GOAL — Transcribe all the entries word for word, but omit the images.
* start PROVIDED RECORDS *
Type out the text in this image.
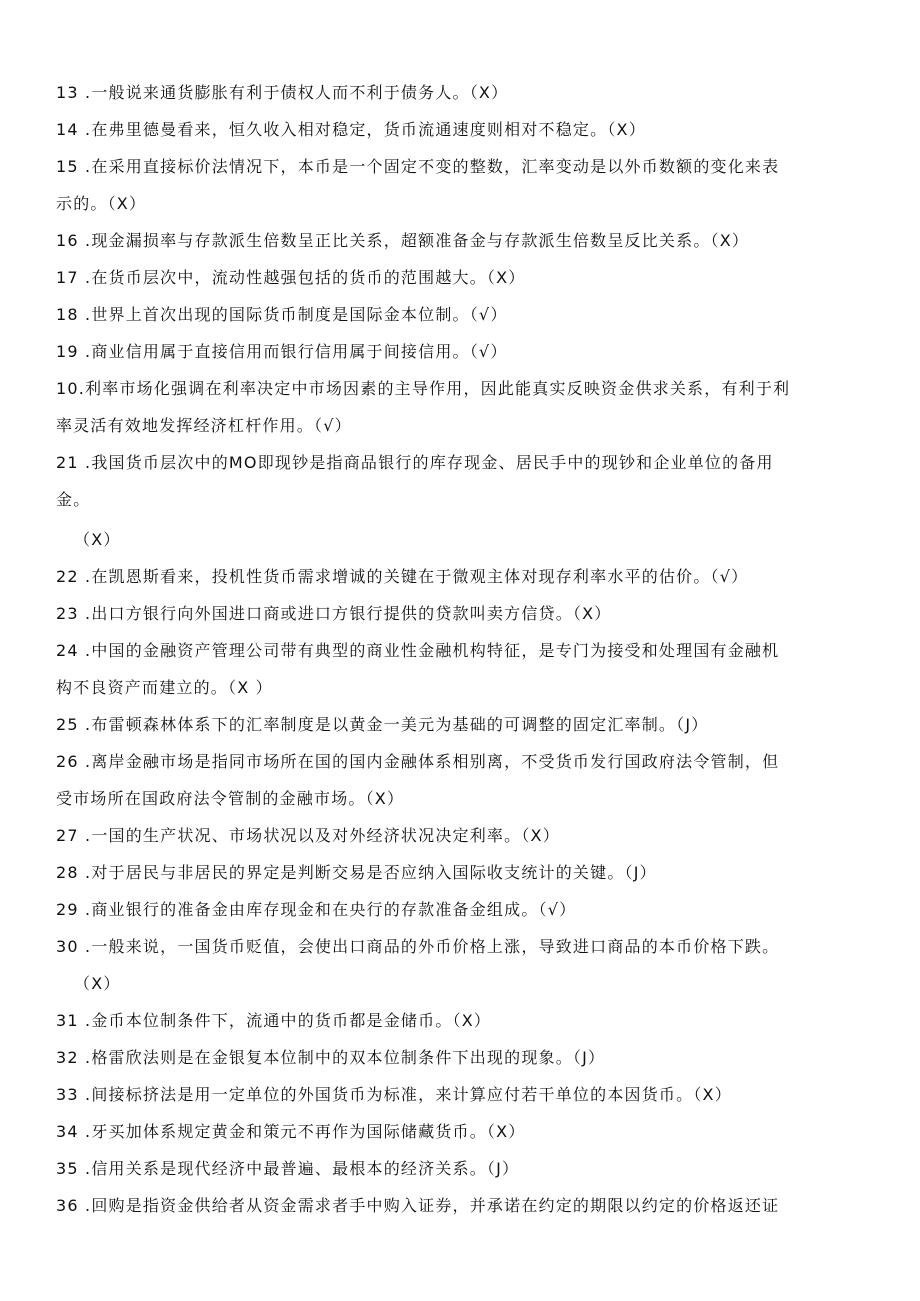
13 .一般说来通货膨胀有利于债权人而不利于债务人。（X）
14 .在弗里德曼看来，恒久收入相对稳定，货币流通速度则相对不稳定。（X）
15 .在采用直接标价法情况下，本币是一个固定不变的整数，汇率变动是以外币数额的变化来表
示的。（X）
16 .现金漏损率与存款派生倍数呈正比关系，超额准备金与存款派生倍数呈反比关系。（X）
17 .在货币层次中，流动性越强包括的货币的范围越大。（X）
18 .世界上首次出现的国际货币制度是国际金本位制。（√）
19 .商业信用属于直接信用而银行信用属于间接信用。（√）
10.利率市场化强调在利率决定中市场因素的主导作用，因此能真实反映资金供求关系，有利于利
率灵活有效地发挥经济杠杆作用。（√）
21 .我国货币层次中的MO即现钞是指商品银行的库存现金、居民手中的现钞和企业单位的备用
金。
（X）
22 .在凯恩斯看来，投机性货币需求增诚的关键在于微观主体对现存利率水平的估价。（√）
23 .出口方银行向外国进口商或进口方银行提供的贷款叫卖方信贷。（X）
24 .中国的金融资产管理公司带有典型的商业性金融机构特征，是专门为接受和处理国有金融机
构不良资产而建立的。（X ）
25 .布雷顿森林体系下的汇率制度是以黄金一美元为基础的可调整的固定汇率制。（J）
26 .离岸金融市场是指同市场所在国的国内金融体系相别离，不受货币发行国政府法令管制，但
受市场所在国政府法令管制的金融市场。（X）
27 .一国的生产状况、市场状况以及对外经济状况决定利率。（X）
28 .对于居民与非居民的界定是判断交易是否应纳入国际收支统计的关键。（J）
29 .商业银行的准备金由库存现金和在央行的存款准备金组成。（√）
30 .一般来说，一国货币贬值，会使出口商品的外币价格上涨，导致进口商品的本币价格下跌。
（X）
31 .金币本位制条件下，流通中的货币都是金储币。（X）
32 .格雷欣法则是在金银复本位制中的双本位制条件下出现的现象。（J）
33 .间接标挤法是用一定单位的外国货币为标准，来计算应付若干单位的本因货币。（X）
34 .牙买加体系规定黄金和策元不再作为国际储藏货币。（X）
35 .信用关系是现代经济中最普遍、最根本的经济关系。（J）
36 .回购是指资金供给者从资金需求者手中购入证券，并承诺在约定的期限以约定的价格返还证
* end PROVIDED RECORDS *
ANSWER TO THE PROBLEM —
Type out the text in this image.
13 .一般说来通货膨胀有利于债权人而不利于债务人。（X）
14 .在弗里德曼看来，恒久收入相对稳定，货币流通速度则相对不稳定。（X）
15 .在采用直接标价法情况下，本币是一个固定不变的整数，汇率变动是以外币数额的变化来表
示的。（X）
16 .现金漏损率与存款派生倍数呈正比关系，超额准备金与存款派生倍数呈反比关系。（X）
17 .在货币层次中，流动性越强包括的货币的范围越大。（X）
18 .世界上首次出现的国际货币制度是国际金本位制。（√）
19 .商业信用属于直接信用而银行信用属于间接信用。（√）
10.利率市场化强调在利率决定中市场因素的主导作用，因此能真实反映资金供求关系，有利于利
率灵活有效地发挥经济杠杆作用。（√）
21 .我国货币层次中的MO即现钞是指商品银行的库存现金、居民手中的现钞和企业单位的备用
金。
（X）
22 .在凯恩斯看来，投机性货币需求增诚的关键在于微观主体对现存利率水平的估价。（√）
23 .出口方银行向外国进口商或进口方银行提供的贷款叫卖方信贷。（X）
24 .中国的金融资产管理公司带有典型的商业性金融机构特征，是专门为接受和处理国有金融机
构不良资产而建立的。（X ）
25 .布雷顿森林体系下的汇率制度是以黄金一美元为基础的可调整的固定汇率制。（J）
26 .离岸金融市场是指同市场所在国的国内金融体系相别离，不受货币发行国政府法令管制，但
受市场所在国政府法令管制的金融市场。（X）
27 .一国的生产状况、市场状况以及对外经济状况决定利率。（X）
28 .对于居民与非居民的界定是判断交易是否应纳入国际收支统计的关键。（J）
29 .商业银行的准备金由库存现金和在央行的存款准备金组成。（√）
30 .一般来说，一国货币贬值，会使出口商品的外币价格上涨，导致进口商品的本币价格下跌。
（X）
31 .金币本位制条件下，流通中的货币都是金储币。（X）
32 .格雷欣法则是在金银复本位制中的双本位制条件下出现的现象。（J）
33 .间接标挤法是用一定单位的外国货币为标准，来计算应付若干单位的本因货币。（X）
34 .牙买加体系规定黄金和策元不再作为国际储藏货币。（X）
35 .信用关系是现代经济中最普遍、最根本的经济关系。（J）
36 .回购是指资金供给者从资金需求者手中购入证券，并承诺在约定的期限以约定的价格返还证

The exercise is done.